» **Data entries**
------------------------------------
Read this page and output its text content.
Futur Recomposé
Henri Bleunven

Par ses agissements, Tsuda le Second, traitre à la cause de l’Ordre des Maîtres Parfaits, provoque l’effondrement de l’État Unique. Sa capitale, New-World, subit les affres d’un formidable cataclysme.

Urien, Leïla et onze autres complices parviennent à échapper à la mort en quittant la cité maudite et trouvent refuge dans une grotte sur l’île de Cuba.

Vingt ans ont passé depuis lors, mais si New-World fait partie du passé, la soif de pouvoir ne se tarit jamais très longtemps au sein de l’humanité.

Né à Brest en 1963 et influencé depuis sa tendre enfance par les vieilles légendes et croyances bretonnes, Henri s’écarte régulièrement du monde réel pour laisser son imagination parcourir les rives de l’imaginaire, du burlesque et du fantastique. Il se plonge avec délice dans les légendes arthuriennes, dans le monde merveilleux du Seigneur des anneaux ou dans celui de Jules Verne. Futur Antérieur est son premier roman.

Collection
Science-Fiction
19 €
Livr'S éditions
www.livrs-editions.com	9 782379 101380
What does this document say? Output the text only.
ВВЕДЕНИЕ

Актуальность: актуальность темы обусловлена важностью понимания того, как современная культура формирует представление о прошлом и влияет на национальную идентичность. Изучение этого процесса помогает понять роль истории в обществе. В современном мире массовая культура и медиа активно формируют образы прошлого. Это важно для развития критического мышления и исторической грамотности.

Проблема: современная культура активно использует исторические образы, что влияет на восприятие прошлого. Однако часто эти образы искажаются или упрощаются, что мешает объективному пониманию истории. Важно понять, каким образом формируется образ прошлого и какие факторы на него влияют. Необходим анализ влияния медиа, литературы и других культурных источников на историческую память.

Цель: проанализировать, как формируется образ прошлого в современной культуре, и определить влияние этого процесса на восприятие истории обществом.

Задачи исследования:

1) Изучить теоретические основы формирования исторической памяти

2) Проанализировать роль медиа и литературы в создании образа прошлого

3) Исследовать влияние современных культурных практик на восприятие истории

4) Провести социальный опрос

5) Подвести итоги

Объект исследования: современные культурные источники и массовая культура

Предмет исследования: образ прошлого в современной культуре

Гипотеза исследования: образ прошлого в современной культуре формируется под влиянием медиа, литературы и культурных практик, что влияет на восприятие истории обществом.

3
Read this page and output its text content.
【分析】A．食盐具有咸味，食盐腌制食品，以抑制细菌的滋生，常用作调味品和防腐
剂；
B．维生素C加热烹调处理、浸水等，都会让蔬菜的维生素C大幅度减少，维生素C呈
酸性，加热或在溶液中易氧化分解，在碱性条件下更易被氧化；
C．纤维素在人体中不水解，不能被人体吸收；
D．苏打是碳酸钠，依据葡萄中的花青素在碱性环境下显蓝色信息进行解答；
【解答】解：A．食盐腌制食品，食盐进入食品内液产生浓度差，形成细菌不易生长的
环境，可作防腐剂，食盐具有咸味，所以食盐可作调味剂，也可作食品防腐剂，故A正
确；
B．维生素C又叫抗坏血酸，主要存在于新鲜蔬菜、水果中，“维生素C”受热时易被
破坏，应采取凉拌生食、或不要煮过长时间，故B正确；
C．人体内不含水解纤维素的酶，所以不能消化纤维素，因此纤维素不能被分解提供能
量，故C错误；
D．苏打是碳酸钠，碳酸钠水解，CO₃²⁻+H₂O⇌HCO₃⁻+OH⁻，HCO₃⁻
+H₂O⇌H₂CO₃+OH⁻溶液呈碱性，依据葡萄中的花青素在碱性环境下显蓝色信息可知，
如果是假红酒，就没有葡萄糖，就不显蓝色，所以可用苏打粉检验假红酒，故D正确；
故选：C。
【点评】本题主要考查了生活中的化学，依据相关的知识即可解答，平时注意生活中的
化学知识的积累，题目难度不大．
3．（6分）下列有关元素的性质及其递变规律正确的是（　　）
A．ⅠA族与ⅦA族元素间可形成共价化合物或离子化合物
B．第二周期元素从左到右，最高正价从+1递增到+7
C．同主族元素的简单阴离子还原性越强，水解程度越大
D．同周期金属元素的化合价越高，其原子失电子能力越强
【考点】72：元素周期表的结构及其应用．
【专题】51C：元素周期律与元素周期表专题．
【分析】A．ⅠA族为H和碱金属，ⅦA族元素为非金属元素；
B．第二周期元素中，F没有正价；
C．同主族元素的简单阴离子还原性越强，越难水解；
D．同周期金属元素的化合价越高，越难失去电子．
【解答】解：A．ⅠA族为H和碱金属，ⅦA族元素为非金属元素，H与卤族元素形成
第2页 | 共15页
------------------------------------
» **Given problem**
Repeat all the entries word for word.

» **Task response**
Read this page and output its text content.
Futur Recomposé
Henri Bleunven

Par ses agissements, Tsuda le Second, traitre à la cause de l’Ordre des Maîtres Parfaits, provoque l’effondrement de l’État Unique. Sa capitale, New-World, subit les affres d’un formidable cataclysme.

Urien, Leïla et onze autres complices parviennent à échapper à la mort en quittant la cité maudite et trouvent refuge dans une grotte sur l’île de Cuba.

Vingt ans ont passé depuis lors, mais si New-World fait partie du passé, la soif de pouvoir ne se tarit jamais très longtemps au sein de l’humanité.

Né à Brest en 1963 et influencé depuis sa tendre enfance par les vieilles légendes et croyances bretonnes, Henri s’écarte régulièrement du monde réel pour laisser son imagination parcourir les rives de l’imaginaire, du burlesque et du fantastique. Il se plonge avec délice dans les légendes arthuriennes, dans le monde merveilleux du Seigneur des anneaux ou dans celui de Jules Verne. Futur Antérieur est son premier roman.

Collection
Science-Fiction
19 €
Livr'S éditions
www.livrs-editions.com	9 782379 101380
What does this document say? Output the text only.
ВВЕДЕНИЕ

Актуальность: актуальность темы обусловлена важностью понимания того, как современная культура формирует представление о прошлом и влияет на национальную идентичность. Изучение этого процесса помогает понять роль истории в обществе. В современном мире массовая культура и медиа активно формируют образы прошлого. Это важно для развития критического мышления и исторической грамотности.

Проблема: современная культура активно использует исторические образы, что влияет на восприятие прошлого. Однако часто эти образы искажаются или упрощаются, что мешает объективному пониманию истории. Важно понять, каким образом формируется образ прошлого и какие факторы на него влияют. Необходим анализ влияния медиа, литературы и других культурных источников на историческую память.

Цель: проанализировать, как формируется образ прошлого в современной культуре, и определить влияние этого процесса на восприятие истории обществом.

Задачи исследования:

1) Изучить теоретические основы формирования исторической памяти

2) Проанализировать роль медиа и литературы в создании образа прошлого

3) Исследовать влияние современных культурных практик на восприятие истории

4) Провести социальный опрос

5) Подвести итоги

Объект исследования: современные культурные источники и массовая культура

Предмет исследования: образ прошлого в современной культуре

Гипотеза исследования: образ прошлого в современной культуре формируется под влиянием медиа, литературы и культурных практик, что влияет на восприятие истории обществом.

3
Read this page and output its text content.
【分析】A．食盐具有咸味，食盐腌制食品，以抑制细菌的滋生，常用作调味品和防腐
剂；
B．维生素C加热烹调处理、浸水等，都会让蔬菜的维生素C大幅度减少，维生素C呈
酸性，加热或在溶液中易氧化分解，在碱性条件下更易被氧化；
C．纤维素在人体中不水解，不能被人体吸收；
D．苏打是碳酸钠，依据葡萄中的花青素在碱性环境下显蓝色信息进行解答；
【解答】解：A．食盐腌制食品，食盐进入食品内液产生浓度差，形成细菌不易生长的
环境，可作防腐剂，食盐具有咸味，所以食盐可作调味剂，也可作食品防腐剂，故A正
确；
B．维生素C又叫抗坏血酸，主要存在于新鲜蔬菜、水果中，“维生素C”受热时易被
破坏，应采取凉拌生食、或不要煮过长时间，故B正确；
C．人体内不含水解纤维素的酶，所以不能消化纤维素，因此纤维素不能被分解提供能
量，故C错误；
D．苏打是碳酸钠，碳酸钠水解，CO₃²⁻+H₂O⇌HCO₃⁻+OH⁻，HCO₃⁻
+H₂O⇌H₂CO₃+OH⁻溶液呈碱性，依据葡萄中的花青素在碱性环境下显蓝色信息可知，
如果是假红酒，就没有葡萄糖，就不显蓝色，所以可用苏打粉检验假红酒，故D正确；
故选：C。
【点评】本题主要考查了生活中的化学，依据相关的知识即可解答，平时注意生活中的
化学知识的积累，题目难度不大．
3．（6分）下列有关元素的性质及其递变规律正确的是（　　）
A．ⅠA族与ⅦA族元素间可形成共价化合物或离子化合物
B．第二周期元素从左到右，最高正价从+1递增到+7
C．同主族元素的简单阴离子还原性越强，水解程度越大
D．同周期金属元素的化合价越高，其原子失电子能力越强
【考点】72：元素周期表的结构及其应用．
【专题】51C：元素周期律与元素周期表专题．
【分析】A．ⅠA族为H和碱金属，ⅦA族元素为非金属元素；
B．第二周期元素中，F没有正价；
C．同主族元素的简单阴离子还原性越强，越难水解；
D．同周期金属元素的化合价越高，越难失去电子．
【解答】解：A．ⅠA族为H和碱金属，ⅦA族元素为非金属元素，H与卤族元素形成
第2页 | 共15页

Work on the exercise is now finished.